Set exercise: Images excluded, repeat each entry below exactly.

Given records:
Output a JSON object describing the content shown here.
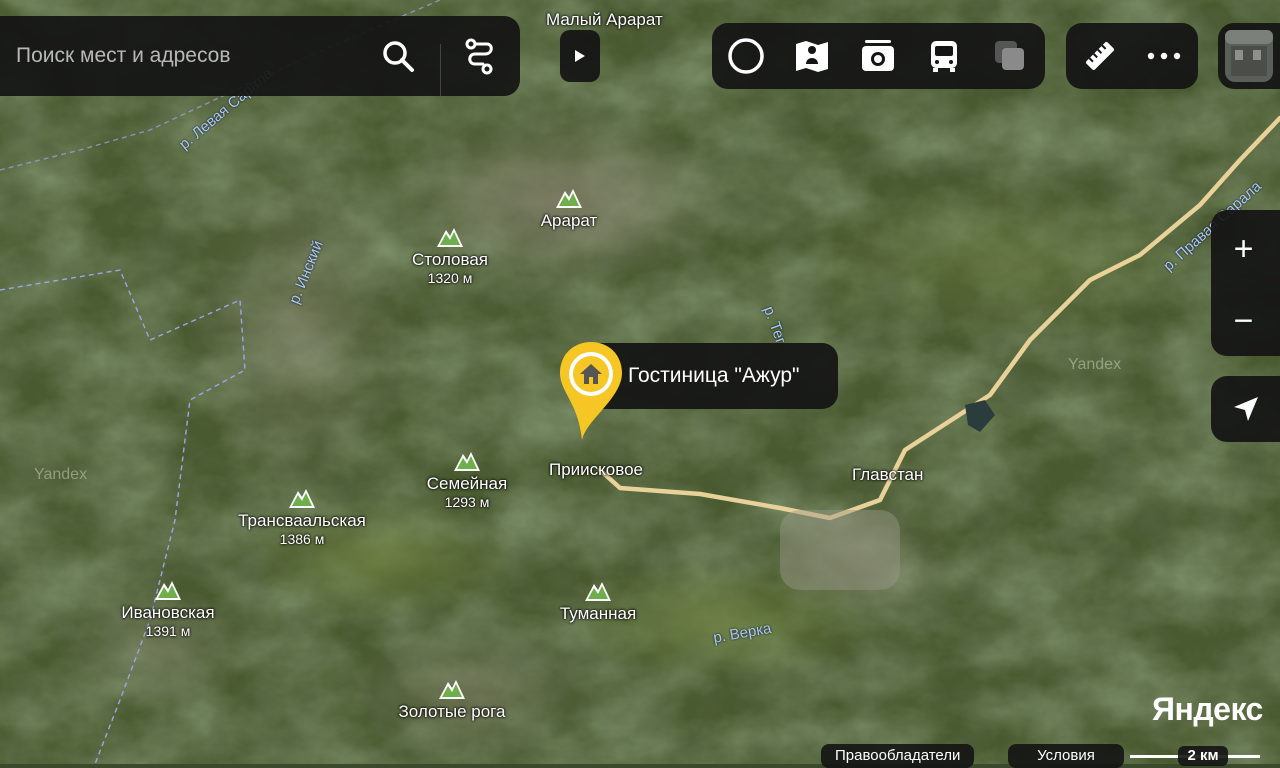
{
  "search": {
    "placeholder": "Поиск мест и адресов"
  },
  "colors": {
    "panel": "#141414",
    "accent": "#f6c624",
    "road": "#e9d29a",
    "river_label": "#a9c8ff",
    "boundary": "#9aa6e8",
    "peak_icon": "#6fae4c"
  },
  "icons": {
    "search": "search-icon",
    "route": "route-icon",
    "collapse": "play-triangle-icon",
    "layers": [
      "circle-layer-icon",
      "map-book-icon",
      "camera-icon",
      "bus-icon",
      "overlay-squares-icon"
    ],
    "tools": [
      "ruler-icon",
      "more-dots-icon"
    ],
    "panorama": "panorama-thumbnail-icon",
    "locate": "navigation-arrow-icon"
  },
  "zoom": {
    "in_label": "+",
    "out_label": "−"
  },
  "poi": {
    "name": "Гостиница \"Ажур\"",
    "icon": "house-icon"
  },
  "peaks": [
    {
      "name": "Столовая",
      "elevation": "1320 м"
    },
    {
      "name": "Арарат",
      "elevation": ""
    },
    {
      "name": "Семейная",
      "elevation": "1293 м"
    },
    {
      "name": "Трансваальская",
      "elevation": "1386 м"
    },
    {
      "name": "Ивановская",
      "elevation": "1391 м"
    },
    {
      "name": "Туманная",
      "elevation": ""
    },
    {
      "name": "Золотые рога",
      "elevation": ""
    }
  ],
  "places": {
    "top": "Малый Арарат",
    "priiskovoe": "Приисковое",
    "glavstan": "Главстан"
  },
  "rivers": {
    "levaya_sarala": "р. Левая Сарала",
    "inskiy": "р. Инский",
    "pravaya_sarala": "р. Правая Сарала",
    "verka": "р. Верка",
    "teg": "р. Тег"
  },
  "watermarks": {
    "left": "Yandex",
    "right": "Yandex"
  },
  "brand": "Яндекс",
  "footer": {
    "copyright": "Правообладатели",
    "terms": "Условия",
    "scale": "2 км"
  }
}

Expected answer:
Output a JSON object describing the content shown here.
{
  "search": {
    "placeholder": "Поиск мест и адресов"
  },
  "colors": {
    "panel": "#141414",
    "accent": "#f6c624",
    "road": "#e9d29a",
    "river_label": "#a9c8ff",
    "boundary": "#9aa6e8",
    "peak_icon": "#6fae4c"
  },
  "icons": {
    "search": "search-icon",
    "route": "route-icon",
    "collapse": "play-triangle-icon",
    "layers": [
      "circle-layer-icon",
      "map-book-icon",
      "camera-icon",
      "bus-icon",
      "overlay-squares-icon"
    ],
    "tools": [
      "ruler-icon",
      "more-dots-icon"
    ],
    "panorama": "panorama-thumbnail-icon",
    "locate": "navigation-arrow-icon"
  },
  "zoom": {
    "in_label": "+",
    "out_label": "−"
  },
  "poi": {
    "name": "Гостиница \"Ажур\"",
    "icon": "house-icon"
  },
  "peaks": [
    {
      "name": "Столовая",
      "elevation": "1320 м"
    },
    {
      "name": "Арарат",
      "elevation": ""
    },
    {
      "name": "Семейная",
      "elevation": "1293 м"
    },
    {
      "name": "Трансваальская",
      "elevation": "1386 м"
    },
    {
      "name": "Ивановская",
      "elevation": "1391 м"
    },
    {
      "name": "Туманная",
      "elevation": ""
    },
    {
      "name": "Золотые рога",
      "elevation": ""
    }
  ],
  "places": {
    "top": "Малый Арарат",
    "priiskovoe": "Приисковое",
    "glavstan": "Главстан"
  },
  "rivers": {
    "levaya_sarala": "р. Левая Сарала",
    "inskiy": "р. Инский",
    "pravaya_sarala": "р. Правая Сарала",
    "verka": "р. Верка",
    "teg": "р. Тег"
  },
  "watermarks": {
    "left": "Yandex",
    "right": "Yandex"
  },
  "brand": "Яндекс",
  "footer": {
    "copyright": "Правообладатели",
    "terms": "Условия",
    "scale": "2 км"
  }
}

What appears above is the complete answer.